Records contained in a dataset:

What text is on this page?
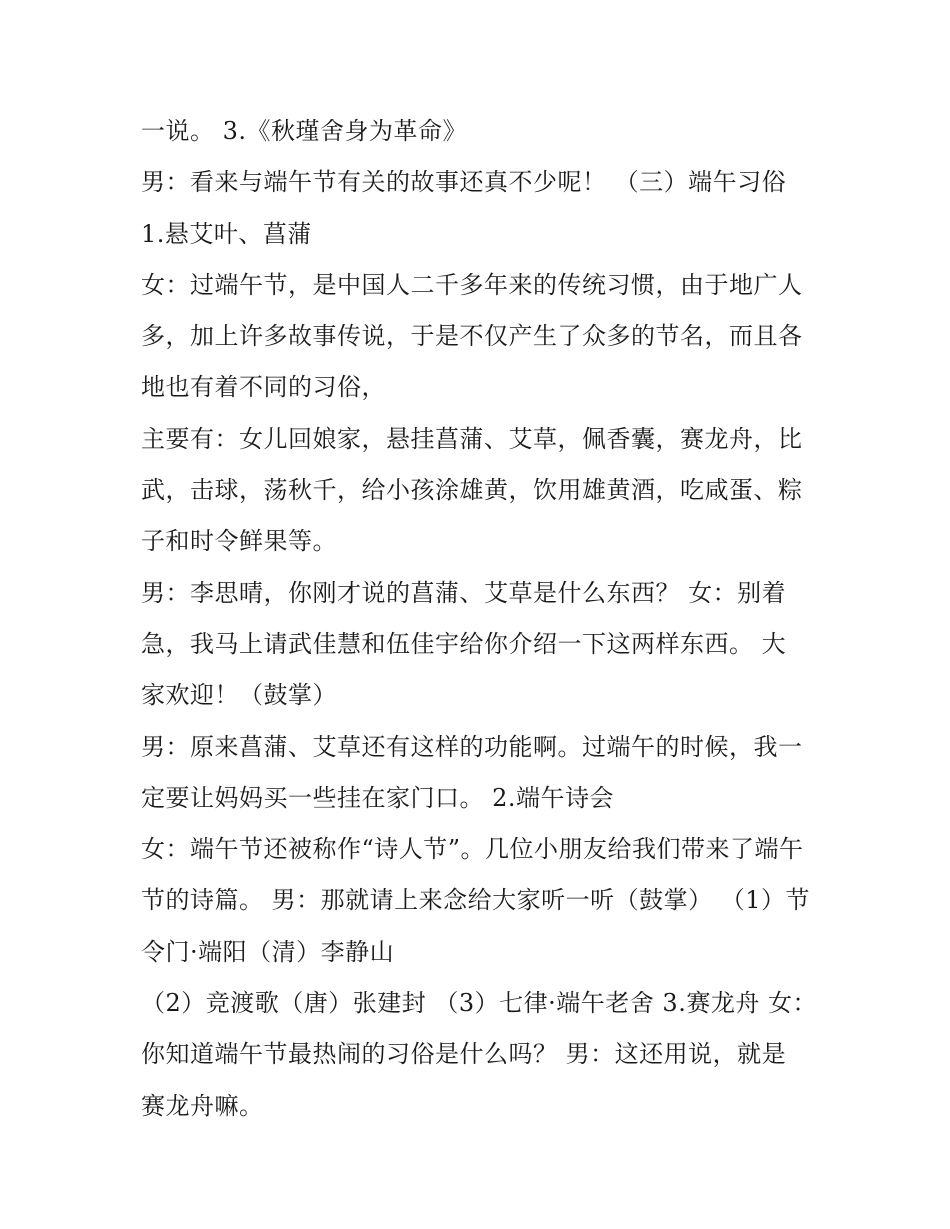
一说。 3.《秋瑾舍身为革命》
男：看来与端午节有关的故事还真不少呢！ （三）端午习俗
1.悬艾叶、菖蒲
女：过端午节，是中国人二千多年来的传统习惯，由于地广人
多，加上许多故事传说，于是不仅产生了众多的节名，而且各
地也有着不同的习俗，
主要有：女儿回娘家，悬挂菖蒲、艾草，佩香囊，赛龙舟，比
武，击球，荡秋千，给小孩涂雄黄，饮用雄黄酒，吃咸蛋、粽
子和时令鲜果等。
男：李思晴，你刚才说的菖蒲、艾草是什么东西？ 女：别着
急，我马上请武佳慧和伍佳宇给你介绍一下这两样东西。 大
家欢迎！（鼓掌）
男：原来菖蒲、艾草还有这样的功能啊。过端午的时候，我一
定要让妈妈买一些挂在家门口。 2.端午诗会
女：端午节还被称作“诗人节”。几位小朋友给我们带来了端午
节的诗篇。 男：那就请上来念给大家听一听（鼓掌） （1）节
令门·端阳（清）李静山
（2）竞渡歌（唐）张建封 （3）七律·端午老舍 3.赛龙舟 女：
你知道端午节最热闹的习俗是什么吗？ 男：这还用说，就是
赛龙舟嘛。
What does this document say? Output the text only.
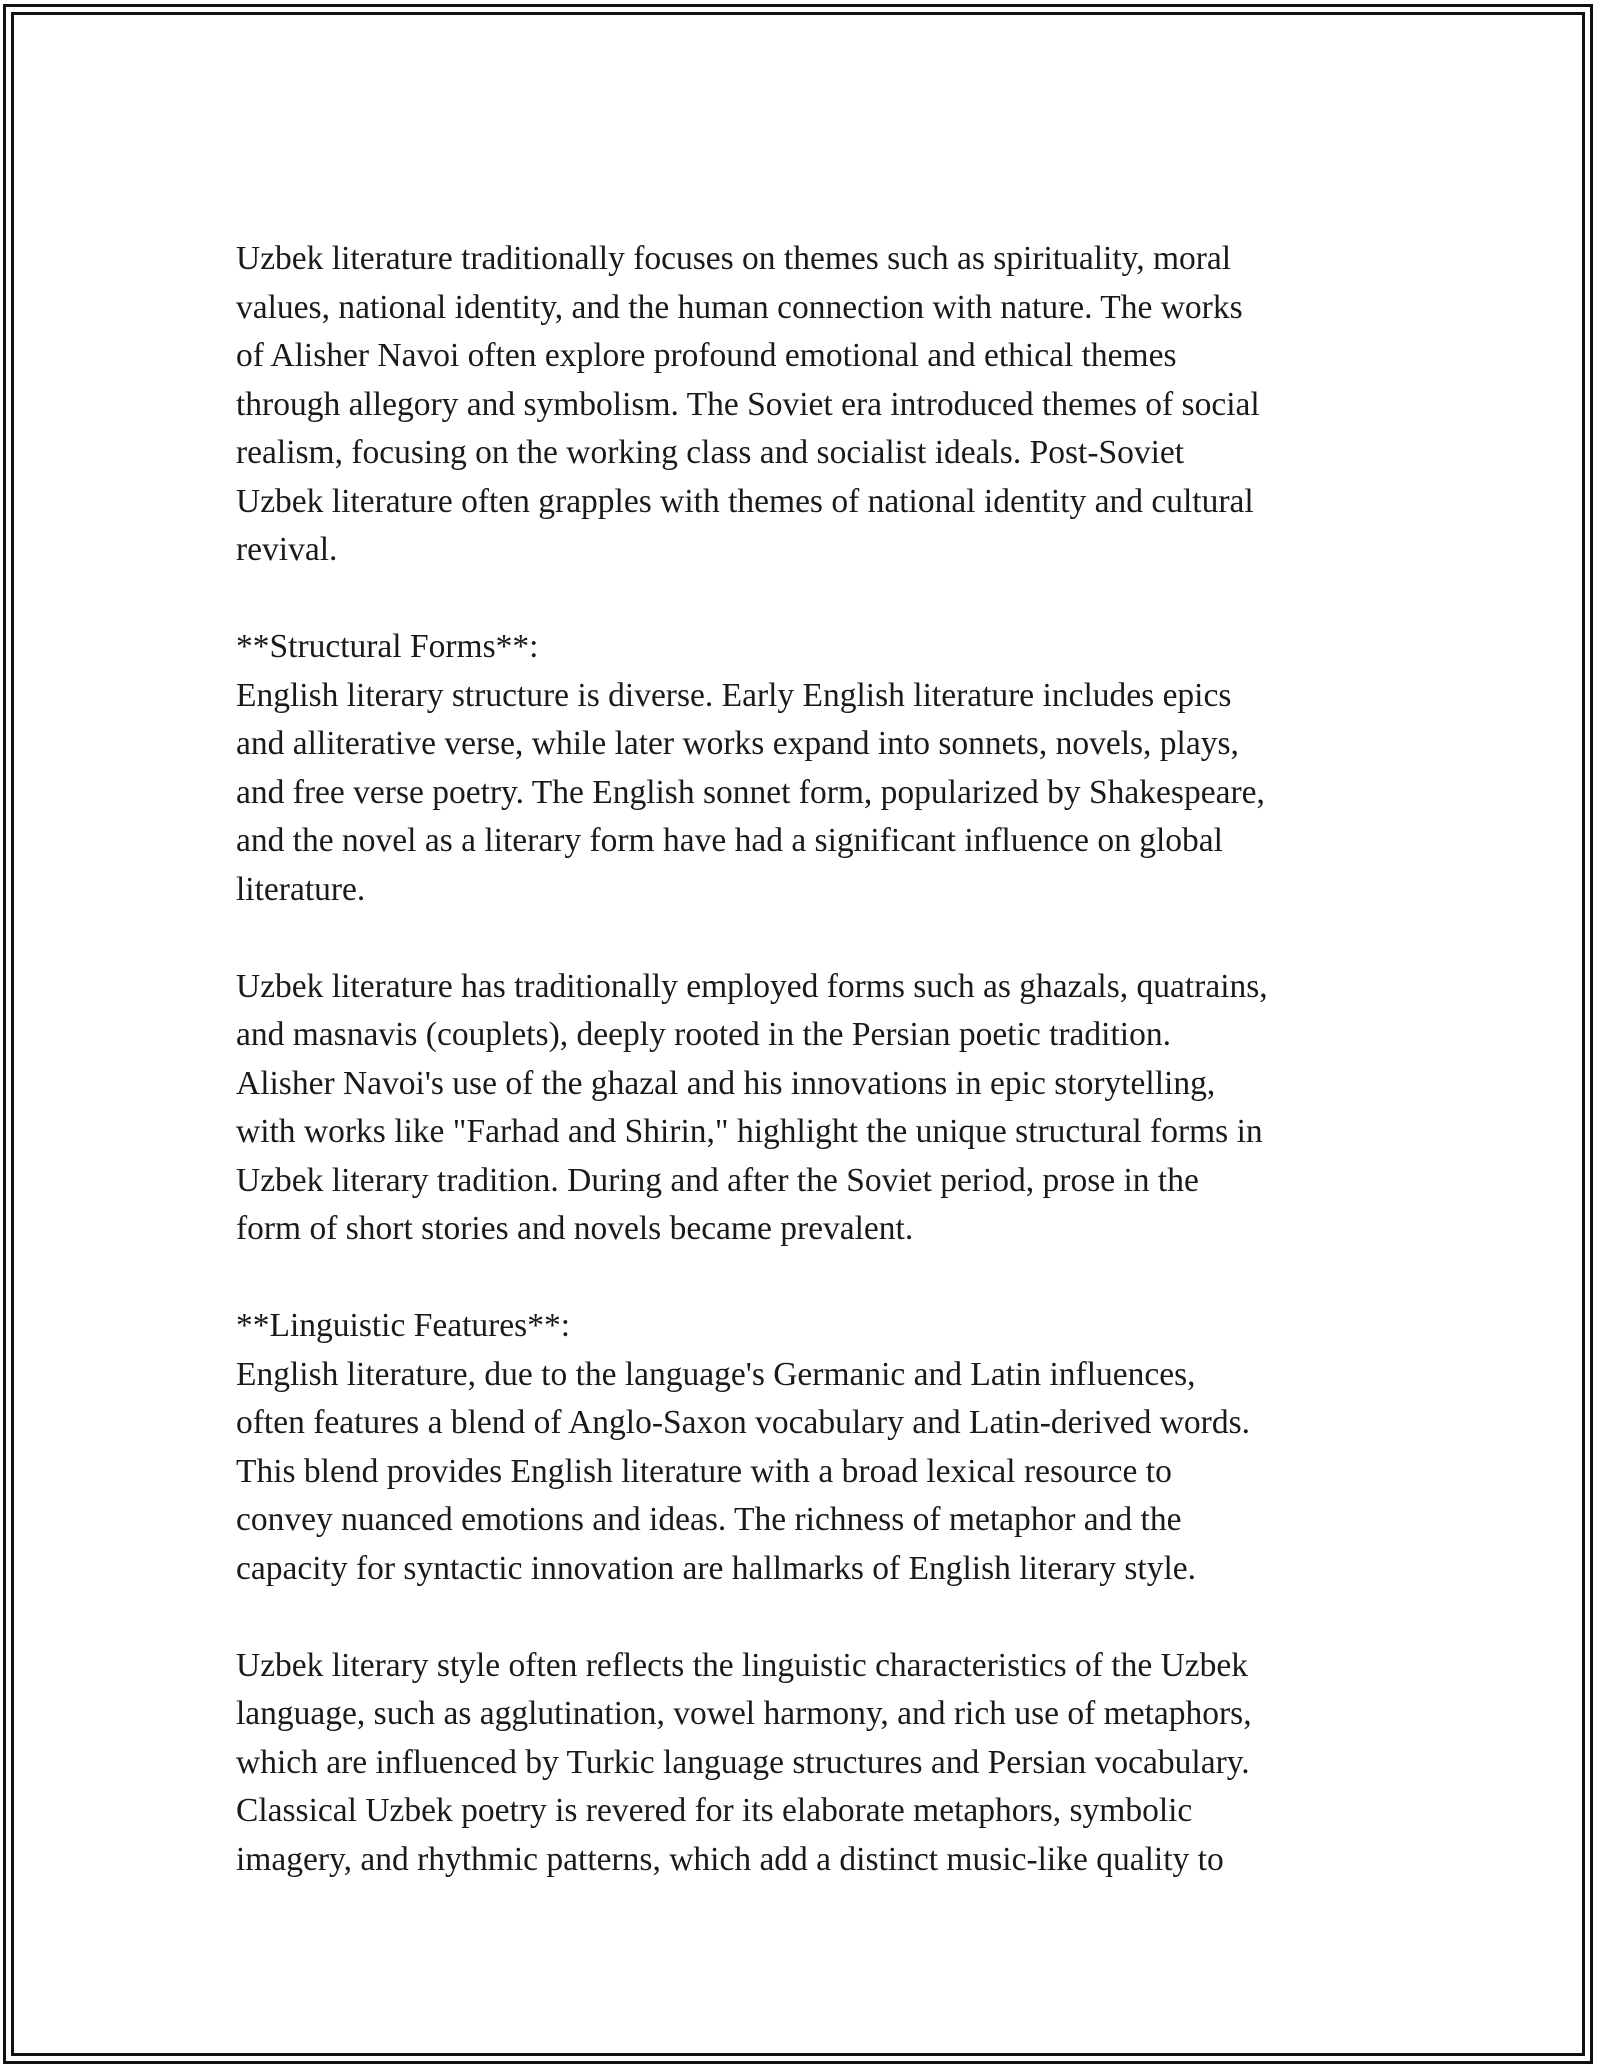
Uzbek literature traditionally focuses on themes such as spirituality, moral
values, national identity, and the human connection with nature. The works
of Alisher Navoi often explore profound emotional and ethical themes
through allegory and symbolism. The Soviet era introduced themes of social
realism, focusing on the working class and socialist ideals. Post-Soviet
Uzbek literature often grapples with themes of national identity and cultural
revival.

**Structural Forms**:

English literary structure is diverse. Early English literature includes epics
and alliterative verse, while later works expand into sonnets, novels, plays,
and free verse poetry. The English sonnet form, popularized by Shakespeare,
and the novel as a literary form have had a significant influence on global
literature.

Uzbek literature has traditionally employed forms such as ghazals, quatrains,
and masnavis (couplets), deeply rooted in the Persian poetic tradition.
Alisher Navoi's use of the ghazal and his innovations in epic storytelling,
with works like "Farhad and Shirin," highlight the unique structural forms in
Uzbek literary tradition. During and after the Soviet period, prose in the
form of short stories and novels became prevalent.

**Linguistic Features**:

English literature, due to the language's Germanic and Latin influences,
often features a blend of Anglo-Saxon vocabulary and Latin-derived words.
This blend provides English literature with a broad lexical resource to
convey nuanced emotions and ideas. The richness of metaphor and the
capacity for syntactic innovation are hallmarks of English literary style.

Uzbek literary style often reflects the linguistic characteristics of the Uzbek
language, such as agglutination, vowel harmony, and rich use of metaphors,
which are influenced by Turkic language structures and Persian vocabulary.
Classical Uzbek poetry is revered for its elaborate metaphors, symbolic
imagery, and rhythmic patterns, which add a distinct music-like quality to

==

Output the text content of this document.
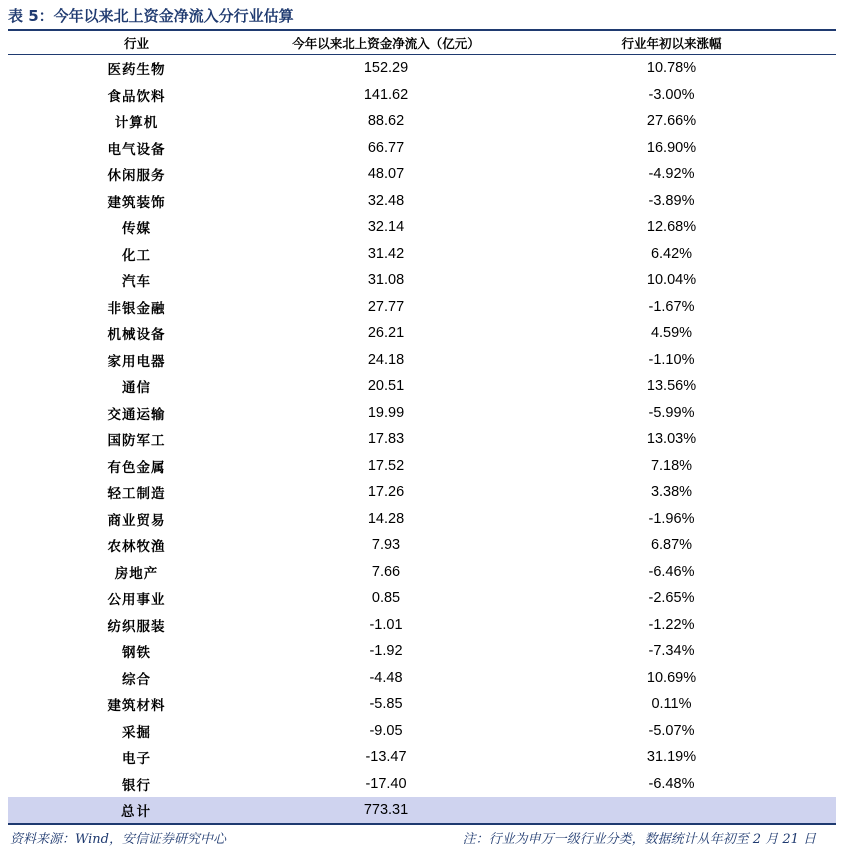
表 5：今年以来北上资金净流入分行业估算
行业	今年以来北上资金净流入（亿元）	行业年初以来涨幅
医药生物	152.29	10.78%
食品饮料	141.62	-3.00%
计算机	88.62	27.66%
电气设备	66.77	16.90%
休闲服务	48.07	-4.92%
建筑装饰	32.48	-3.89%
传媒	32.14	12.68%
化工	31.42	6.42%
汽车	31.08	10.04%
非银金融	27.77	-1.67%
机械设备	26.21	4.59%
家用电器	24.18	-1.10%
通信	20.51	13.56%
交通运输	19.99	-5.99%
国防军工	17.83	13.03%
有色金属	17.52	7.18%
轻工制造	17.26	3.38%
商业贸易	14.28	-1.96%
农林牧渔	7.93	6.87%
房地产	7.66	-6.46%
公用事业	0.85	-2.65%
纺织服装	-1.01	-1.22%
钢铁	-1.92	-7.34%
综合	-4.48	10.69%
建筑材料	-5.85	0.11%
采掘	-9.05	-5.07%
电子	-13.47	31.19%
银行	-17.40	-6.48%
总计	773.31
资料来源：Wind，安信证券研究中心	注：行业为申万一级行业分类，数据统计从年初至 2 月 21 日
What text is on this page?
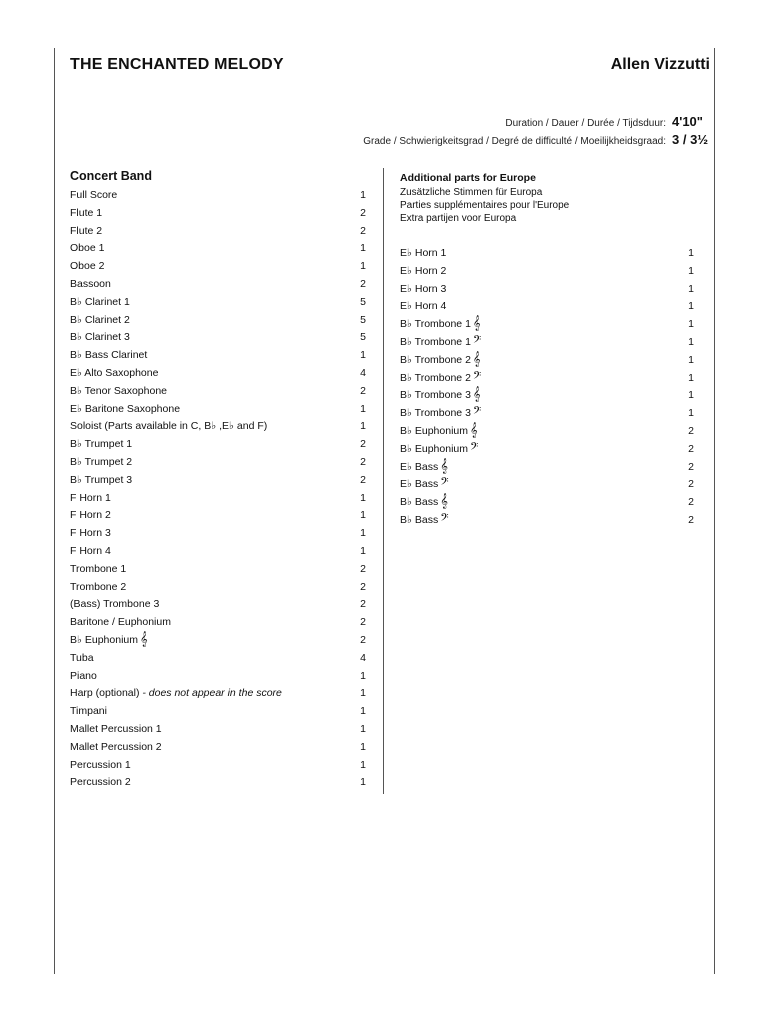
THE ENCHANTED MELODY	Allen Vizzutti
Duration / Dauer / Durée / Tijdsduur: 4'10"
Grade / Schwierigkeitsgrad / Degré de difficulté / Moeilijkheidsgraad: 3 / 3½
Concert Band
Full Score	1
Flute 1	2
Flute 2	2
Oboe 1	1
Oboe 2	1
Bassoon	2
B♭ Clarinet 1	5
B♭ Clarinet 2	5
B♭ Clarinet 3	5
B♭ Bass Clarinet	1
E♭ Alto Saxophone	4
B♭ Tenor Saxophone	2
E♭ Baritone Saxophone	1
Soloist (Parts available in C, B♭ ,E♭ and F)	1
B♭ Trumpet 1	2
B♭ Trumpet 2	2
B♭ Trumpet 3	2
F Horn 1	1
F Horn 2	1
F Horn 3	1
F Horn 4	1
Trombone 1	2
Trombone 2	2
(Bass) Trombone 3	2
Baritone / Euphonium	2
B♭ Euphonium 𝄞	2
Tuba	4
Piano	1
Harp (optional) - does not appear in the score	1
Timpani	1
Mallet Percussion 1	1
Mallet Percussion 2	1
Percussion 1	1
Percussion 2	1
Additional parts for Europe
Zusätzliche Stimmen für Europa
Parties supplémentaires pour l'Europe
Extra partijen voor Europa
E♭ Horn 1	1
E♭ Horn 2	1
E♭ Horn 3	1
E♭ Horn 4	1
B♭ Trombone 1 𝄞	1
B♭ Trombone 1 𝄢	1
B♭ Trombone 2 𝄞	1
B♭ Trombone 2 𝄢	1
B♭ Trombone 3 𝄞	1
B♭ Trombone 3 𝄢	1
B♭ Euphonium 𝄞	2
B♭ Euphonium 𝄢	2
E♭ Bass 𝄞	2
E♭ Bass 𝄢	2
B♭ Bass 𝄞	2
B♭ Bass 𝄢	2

* **TASK PROMPT**:
Show the lines where the word "literary" appears in the entries.

* **OUTPUT OF THE EXERCISE**:
English literary structure is diverse. Early English literature includes epics
and the novel as a literary form have had a significant influence on global
Uzbek literary tradition. During and after the Soviet period, prose in the
capacity for syntactic innovation are hallmarks of English literary style.
Uzbek literary style often reflects the linguistic characteristics of the Uzbek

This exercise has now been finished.